— START OF Material provided —

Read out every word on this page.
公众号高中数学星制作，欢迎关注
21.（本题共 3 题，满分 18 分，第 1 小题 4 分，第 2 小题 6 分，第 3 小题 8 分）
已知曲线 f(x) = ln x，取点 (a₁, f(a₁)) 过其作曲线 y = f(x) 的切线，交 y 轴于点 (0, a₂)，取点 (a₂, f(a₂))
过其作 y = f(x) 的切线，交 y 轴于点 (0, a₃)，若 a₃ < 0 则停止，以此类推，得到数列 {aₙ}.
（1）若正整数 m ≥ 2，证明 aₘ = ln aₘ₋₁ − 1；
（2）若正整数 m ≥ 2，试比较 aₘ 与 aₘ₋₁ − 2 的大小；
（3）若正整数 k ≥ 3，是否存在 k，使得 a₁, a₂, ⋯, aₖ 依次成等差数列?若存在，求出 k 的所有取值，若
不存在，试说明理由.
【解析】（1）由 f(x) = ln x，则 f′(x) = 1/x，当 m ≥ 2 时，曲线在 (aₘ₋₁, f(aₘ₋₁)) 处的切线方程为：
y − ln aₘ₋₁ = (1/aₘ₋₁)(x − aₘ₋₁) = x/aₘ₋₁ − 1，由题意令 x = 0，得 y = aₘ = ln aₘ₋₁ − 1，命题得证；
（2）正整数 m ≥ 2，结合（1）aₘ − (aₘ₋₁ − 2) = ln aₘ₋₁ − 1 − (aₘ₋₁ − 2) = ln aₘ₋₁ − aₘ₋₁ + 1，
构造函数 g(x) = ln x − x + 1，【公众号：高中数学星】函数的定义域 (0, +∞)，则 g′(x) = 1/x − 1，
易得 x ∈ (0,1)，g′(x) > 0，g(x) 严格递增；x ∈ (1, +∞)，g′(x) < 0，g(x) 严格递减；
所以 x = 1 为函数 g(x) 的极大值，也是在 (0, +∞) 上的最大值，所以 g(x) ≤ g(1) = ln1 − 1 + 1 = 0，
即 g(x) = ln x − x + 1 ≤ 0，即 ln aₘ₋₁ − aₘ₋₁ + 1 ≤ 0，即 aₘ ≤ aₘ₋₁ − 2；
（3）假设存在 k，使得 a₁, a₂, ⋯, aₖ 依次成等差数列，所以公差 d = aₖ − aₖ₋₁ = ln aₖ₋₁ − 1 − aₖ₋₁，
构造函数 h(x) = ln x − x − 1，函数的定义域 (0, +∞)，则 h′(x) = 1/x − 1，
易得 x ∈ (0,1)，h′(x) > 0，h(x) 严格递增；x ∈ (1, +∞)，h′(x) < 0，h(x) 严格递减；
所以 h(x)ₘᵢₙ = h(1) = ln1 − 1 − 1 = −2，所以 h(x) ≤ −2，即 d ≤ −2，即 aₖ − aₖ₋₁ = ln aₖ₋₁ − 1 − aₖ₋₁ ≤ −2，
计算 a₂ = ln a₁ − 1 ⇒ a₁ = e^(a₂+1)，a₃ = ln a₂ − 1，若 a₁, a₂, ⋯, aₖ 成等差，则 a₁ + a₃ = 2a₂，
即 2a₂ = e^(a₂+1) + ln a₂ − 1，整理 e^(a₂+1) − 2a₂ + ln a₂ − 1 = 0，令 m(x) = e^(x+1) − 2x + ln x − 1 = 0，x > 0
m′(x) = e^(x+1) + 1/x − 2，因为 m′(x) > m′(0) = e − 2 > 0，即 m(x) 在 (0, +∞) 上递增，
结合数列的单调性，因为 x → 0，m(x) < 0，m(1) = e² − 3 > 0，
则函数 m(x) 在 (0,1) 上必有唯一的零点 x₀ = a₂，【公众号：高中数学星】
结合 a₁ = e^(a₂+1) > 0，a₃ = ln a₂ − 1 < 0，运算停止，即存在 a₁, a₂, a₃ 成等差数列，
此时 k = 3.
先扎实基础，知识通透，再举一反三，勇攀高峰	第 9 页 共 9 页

— END OF Material provided —

● **What you will do**: Return a copy of every line that includes the word "依次成等差数列".

● **Exercise solution**:
（3）若正整数 k ≥ 3，是否存在 k，使得 a₁, a₂, ⋯, aₖ 依次成等差数列?若存在，求出 k 的所有取值，若
（3）假设存在 k，使得 a₁, a₂, ⋯, aₖ 依次成等差数列，所以公差 d = aₖ − aₖ₋₁ = ln aₖ₋₁ − 1 − aₖ₋₁，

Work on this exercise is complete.